Given problem |
Send back the entries below exactly as they appear.

Data rows |
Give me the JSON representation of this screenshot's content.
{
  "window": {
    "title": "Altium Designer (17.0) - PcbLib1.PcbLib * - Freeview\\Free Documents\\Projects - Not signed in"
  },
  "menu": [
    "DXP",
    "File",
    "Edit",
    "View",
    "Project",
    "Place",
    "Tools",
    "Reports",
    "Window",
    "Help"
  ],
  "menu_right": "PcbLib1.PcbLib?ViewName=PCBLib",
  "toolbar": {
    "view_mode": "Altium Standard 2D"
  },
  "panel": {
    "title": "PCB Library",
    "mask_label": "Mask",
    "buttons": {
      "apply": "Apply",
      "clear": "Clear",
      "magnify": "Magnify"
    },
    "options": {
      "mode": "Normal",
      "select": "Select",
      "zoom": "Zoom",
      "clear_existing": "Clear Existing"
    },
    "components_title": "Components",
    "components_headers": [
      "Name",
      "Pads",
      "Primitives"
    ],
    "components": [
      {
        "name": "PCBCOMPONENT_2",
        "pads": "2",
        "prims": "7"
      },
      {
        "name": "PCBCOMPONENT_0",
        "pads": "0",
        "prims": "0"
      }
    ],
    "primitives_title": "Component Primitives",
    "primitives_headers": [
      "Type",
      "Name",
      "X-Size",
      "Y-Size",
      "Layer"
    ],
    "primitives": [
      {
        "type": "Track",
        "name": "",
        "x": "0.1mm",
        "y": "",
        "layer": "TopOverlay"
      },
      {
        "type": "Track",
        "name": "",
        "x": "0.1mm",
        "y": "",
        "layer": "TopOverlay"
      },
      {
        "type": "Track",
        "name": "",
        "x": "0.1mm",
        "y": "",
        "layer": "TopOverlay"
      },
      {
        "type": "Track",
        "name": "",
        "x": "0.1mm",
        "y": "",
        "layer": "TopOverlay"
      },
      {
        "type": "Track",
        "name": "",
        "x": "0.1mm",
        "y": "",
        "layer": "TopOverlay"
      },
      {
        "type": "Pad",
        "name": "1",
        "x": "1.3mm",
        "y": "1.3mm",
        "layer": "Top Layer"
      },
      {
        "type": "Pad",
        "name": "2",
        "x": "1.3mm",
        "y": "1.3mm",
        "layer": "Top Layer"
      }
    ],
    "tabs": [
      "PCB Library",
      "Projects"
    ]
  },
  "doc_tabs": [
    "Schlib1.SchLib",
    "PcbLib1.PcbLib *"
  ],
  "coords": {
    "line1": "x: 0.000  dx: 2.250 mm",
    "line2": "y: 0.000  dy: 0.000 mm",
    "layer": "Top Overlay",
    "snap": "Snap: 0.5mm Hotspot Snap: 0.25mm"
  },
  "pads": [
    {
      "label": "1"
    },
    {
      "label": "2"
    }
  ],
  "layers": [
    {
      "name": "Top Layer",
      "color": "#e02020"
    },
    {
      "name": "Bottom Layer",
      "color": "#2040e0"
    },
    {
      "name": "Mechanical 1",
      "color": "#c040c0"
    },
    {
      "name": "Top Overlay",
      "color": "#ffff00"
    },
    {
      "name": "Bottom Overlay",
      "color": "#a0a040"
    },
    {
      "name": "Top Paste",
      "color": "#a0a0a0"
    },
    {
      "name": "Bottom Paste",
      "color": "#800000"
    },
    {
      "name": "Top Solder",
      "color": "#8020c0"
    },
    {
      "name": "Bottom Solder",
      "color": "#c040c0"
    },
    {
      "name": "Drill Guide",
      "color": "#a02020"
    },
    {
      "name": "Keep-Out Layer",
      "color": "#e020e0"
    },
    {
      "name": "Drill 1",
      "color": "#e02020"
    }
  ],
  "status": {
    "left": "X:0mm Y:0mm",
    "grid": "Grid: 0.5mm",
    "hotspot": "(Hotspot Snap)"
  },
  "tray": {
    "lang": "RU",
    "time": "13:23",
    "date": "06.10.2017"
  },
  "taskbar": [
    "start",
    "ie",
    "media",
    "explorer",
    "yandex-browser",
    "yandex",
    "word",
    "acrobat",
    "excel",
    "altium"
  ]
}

Answer to this task |
Give me the JSON representation of this screenshot's content.
{
  "window": {
    "title": "Altium Designer (17.0) - PcbLib1.PcbLib * - Freeview\\Free Documents\\Projects - Not signed in"
  },
  "menu": [
    "DXP",
    "File",
    "Edit",
    "View",
    "Project",
    "Place",
    "Tools",
    "Reports",
    "Window",
    "Help"
  ],
  "menu_right": "PcbLib1.PcbLib?ViewName=PCBLib",
  "toolbar": {
    "view_mode": "Altium Standard 2D"
  },
  "panel": {
    "title": "PCB Library",
    "mask_label": "Mask",
    "buttons": {
      "apply": "Apply",
      "clear": "Clear",
      "magnify": "Magnify"
    },
    "options": {
      "mode": "Normal",
      "select": "Select",
      "zoom": "Zoom",
      "clear_existing": "Clear Existing"
    },
    "components_title": "Components",
    "components_headers": [
      "Name",
      "Pads",
      "Primitives"
    ],
    "components": [
      {
        "name": "PCBCOMPONENT_2",
        "pads": "2",
        "prims": "7"
      },
      {
        "name": "PCBCOMPONENT_0",
        "pads": "0",
        "prims": "0"
      }
    ],
    "primitives_title": "Component Primitives",
    "primitives_headers": [
      "Type",
      "Name",
      "X-Size",
      "Y-Size",
      "Layer"
    ],
    "primitives": [
      {
        "type": "Track",
        "name": "",
        "x": "0.1mm",
        "y": "",
        "layer": "TopOverlay"
      },
      {
        "type": "Track",
        "name": "",
        "x": "0.1mm",
        "y": "",
        "layer": "TopOverlay"
      },
      {
        "type": "Track",
        "name": "",
        "x": "0.1mm",
        "y": "",
        "layer": "TopOverlay"
      },
      {
        "type": "Track",
        "name": "",
        "x": "0.1mm",
        "y": "",
        "layer": "TopOverlay"
      },
      {
        "type": "Track",
        "name": "",
        "x": "0.1mm",
        "y": "",
        "layer": "TopOverlay"
      },
      {
        "type": "Pad",
        "name": "1",
        "x": "1.3mm",
        "y": "1.3mm",
        "layer": "Top Layer"
      },
      {
        "type": "Pad",
        "name": "2",
        "x": "1.3mm",
        "y": "1.3mm",
        "layer": "Top Layer"
      }
    ],
    "tabs": [
      "PCB Library",
      "Projects"
    ]
  },
  "doc_tabs": [
    "Schlib1.SchLib",
    "PcbLib1.PcbLib *"
  ],
  "coords": {
    "line1": "x: 0.000  dx: 2.250 mm",
    "line2": "y: 0.000  dy: 0.000 mm",
    "layer": "Top Overlay",
    "snap": "Snap: 0.5mm Hotspot Snap: 0.25mm"
  },
  "pads": [
    {
      "label": "1"
    },
    {
      "label": "2"
    }
  ],
  "layers": [
    {
      "name": "Top Layer",
      "color": "#e02020"
    },
    {
      "name": "Bottom Layer",
      "color": "#2040e0"
    },
    {
      "name": "Mechanical 1",
      "color": "#c040c0"
    },
    {
      "name": "Top Overlay",
      "color": "#ffff00"
    },
    {
      "name": "Bottom Overlay",
      "color": "#a0a040"
    },
    {
      "name": "Top Paste",
      "color": "#a0a0a0"
    },
    {
      "name": "Bottom Paste",
      "color": "#800000"
    },
    {
      "name": "Top Solder",
      "color": "#8020c0"
    },
    {
      "name": "Bottom Solder",
      "color": "#c040c0"
    },
    {
      "name": "Drill Guide",
      "color": "#a02020"
    },
    {
      "name": "Keep-Out Layer",
      "color": "#e020e0"
    },
    {
      "name": "Drill 1",
      "color": "#e02020"
    }
  ],
  "status": {
    "left": "X:0mm Y:0mm",
    "grid": "Grid: 0.5mm",
    "hotspot": "(Hotspot Snap)"
  },
  "tray": {
    "lang": "RU",
    "time": "13:23",
    "date": "06.10.2017"
  },
  "taskbar": [
    "start",
    "ie",
    "media",
    "explorer",
    "yandex-browser",
    "yandex",
    "word",
    "acrobat",
    "excel",
    "altium"
  ]
}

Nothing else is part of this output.